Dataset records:
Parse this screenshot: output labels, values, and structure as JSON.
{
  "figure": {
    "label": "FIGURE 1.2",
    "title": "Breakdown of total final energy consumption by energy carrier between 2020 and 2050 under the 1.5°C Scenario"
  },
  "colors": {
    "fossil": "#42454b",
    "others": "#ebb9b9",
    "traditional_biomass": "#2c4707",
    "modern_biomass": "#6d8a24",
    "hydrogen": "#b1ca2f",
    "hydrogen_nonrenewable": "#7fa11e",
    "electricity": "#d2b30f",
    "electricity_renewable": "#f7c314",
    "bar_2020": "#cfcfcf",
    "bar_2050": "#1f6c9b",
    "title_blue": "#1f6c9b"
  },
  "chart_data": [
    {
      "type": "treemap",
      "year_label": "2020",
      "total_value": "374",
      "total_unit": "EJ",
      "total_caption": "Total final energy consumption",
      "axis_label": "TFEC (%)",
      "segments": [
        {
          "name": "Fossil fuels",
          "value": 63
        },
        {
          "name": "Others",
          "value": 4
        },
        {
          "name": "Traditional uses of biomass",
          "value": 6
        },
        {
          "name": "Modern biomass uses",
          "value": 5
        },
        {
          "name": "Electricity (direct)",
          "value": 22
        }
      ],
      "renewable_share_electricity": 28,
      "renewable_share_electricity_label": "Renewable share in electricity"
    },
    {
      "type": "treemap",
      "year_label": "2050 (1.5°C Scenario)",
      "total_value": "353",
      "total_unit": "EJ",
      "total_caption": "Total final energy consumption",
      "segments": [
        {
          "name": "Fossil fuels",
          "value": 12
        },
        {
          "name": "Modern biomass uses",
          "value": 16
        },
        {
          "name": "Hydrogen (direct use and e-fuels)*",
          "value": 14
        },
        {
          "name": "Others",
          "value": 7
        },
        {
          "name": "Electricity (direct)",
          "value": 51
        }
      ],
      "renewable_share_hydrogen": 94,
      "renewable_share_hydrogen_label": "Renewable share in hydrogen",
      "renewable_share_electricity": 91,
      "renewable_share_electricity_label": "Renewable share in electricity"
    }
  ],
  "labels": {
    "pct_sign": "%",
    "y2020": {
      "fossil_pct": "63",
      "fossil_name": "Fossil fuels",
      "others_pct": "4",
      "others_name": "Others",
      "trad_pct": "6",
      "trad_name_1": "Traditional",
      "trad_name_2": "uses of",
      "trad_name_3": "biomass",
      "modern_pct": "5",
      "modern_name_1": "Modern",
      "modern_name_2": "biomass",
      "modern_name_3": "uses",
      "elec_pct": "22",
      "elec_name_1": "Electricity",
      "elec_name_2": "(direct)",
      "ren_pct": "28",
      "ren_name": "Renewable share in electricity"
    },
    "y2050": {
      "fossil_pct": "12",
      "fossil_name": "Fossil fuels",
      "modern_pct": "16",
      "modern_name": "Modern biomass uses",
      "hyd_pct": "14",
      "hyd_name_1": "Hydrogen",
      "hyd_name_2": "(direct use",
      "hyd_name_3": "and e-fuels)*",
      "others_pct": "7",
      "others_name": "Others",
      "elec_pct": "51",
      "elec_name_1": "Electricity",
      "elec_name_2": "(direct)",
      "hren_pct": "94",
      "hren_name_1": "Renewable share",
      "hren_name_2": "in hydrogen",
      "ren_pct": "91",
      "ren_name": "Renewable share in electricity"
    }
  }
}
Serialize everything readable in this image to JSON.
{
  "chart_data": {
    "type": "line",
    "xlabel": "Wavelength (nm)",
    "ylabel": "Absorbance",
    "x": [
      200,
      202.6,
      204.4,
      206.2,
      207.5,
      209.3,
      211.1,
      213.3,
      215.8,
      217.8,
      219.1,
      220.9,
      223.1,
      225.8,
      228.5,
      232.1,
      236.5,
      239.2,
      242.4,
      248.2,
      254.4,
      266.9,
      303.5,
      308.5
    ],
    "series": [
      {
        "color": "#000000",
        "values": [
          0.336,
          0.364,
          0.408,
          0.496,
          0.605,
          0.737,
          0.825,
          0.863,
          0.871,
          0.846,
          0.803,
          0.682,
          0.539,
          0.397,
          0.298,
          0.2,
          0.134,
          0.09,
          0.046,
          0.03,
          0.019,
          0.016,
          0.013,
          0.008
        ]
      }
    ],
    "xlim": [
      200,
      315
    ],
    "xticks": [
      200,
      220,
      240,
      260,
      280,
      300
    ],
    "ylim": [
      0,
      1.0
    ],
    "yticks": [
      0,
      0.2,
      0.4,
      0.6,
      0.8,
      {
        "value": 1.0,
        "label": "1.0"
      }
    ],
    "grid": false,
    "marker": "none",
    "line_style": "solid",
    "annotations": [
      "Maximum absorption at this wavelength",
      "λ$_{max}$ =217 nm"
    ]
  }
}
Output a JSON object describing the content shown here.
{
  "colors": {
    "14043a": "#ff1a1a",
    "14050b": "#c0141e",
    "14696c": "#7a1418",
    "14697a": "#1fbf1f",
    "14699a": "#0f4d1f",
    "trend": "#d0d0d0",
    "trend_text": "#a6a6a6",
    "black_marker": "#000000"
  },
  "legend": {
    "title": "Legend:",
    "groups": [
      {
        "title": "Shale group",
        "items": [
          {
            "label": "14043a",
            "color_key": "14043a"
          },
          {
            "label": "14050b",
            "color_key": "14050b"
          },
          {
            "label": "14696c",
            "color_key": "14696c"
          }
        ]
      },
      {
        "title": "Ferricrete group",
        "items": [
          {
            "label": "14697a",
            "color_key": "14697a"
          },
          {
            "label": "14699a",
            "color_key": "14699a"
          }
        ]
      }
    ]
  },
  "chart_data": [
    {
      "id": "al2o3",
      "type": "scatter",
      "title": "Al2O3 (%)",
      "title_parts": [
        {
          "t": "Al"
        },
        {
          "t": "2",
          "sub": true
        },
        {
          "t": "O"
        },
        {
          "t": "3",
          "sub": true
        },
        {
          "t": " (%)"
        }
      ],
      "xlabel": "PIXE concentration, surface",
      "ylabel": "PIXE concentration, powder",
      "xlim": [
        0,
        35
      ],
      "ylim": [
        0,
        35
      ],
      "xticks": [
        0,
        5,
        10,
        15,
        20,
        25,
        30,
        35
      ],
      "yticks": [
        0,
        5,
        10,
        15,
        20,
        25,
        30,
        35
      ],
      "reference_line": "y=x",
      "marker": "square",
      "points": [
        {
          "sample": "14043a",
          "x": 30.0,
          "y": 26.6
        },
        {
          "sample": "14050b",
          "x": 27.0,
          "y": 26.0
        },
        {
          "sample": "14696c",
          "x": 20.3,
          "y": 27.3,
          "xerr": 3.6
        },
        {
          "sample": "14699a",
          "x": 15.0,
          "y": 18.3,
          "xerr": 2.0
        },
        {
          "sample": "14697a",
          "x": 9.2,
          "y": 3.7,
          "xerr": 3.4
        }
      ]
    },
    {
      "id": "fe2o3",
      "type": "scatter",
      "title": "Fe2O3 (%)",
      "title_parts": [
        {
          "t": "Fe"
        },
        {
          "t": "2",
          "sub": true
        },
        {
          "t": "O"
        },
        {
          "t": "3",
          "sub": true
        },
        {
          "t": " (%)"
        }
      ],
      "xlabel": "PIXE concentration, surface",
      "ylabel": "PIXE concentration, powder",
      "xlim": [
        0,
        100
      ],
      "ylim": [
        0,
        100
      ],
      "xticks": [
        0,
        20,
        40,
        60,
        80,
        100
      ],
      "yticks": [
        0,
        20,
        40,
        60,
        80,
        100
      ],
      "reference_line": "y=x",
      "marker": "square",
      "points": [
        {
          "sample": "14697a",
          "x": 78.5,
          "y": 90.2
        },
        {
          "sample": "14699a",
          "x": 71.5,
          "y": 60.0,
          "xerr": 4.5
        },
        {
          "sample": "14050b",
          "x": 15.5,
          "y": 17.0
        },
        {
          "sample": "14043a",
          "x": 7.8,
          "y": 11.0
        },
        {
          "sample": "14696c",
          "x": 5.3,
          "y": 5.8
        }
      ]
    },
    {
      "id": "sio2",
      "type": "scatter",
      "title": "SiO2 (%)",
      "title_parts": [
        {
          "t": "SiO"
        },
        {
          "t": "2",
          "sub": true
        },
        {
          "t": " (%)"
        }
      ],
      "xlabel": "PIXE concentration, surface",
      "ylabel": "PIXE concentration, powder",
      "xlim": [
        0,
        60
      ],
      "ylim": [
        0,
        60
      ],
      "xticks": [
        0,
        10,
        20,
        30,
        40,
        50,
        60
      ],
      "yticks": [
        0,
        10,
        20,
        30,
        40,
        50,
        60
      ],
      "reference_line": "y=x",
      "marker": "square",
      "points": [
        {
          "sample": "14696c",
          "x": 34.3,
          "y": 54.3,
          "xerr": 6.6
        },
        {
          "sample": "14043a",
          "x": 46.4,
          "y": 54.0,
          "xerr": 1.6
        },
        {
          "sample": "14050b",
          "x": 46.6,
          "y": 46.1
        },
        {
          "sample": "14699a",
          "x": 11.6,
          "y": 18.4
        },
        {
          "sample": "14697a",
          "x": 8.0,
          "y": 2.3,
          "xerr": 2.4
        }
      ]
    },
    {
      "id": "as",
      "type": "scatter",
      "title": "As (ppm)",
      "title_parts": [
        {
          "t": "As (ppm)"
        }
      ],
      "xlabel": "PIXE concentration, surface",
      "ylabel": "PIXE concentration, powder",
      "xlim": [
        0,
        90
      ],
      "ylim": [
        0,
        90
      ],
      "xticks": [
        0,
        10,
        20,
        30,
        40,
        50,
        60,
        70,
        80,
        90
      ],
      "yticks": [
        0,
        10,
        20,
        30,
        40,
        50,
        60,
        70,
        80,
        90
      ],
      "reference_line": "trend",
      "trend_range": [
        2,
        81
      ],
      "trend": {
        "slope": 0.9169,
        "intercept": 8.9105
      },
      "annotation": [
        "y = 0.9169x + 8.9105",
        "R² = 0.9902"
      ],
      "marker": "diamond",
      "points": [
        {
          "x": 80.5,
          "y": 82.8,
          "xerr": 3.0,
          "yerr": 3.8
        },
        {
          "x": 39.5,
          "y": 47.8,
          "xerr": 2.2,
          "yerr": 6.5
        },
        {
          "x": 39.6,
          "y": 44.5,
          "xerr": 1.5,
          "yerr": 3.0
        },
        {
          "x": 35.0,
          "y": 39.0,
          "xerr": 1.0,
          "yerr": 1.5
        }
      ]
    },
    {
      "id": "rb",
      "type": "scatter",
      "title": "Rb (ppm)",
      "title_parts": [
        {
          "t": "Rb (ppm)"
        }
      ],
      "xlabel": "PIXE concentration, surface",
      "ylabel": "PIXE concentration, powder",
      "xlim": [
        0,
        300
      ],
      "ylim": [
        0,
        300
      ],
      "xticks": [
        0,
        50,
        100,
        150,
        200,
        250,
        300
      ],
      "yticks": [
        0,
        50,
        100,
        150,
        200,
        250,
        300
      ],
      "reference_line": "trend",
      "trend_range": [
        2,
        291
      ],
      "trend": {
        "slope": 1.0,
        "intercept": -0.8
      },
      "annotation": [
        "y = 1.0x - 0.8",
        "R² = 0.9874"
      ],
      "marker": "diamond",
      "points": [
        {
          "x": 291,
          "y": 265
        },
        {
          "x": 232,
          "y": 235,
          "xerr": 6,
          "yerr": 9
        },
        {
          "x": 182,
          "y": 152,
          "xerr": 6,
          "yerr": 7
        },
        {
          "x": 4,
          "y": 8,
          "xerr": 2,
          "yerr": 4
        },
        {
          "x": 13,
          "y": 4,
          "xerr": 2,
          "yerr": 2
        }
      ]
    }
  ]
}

WHAT TO DO:
Show the lines from the data above that contain the string "Scenario".

WRITTEN RESPONSE:
    "title": "Breakdown of total final energy consumption by energy carrier between 2020 and 2050 under the 1.5°C Scenario"
      "year_label": "2050 (1.5°C Scenario)",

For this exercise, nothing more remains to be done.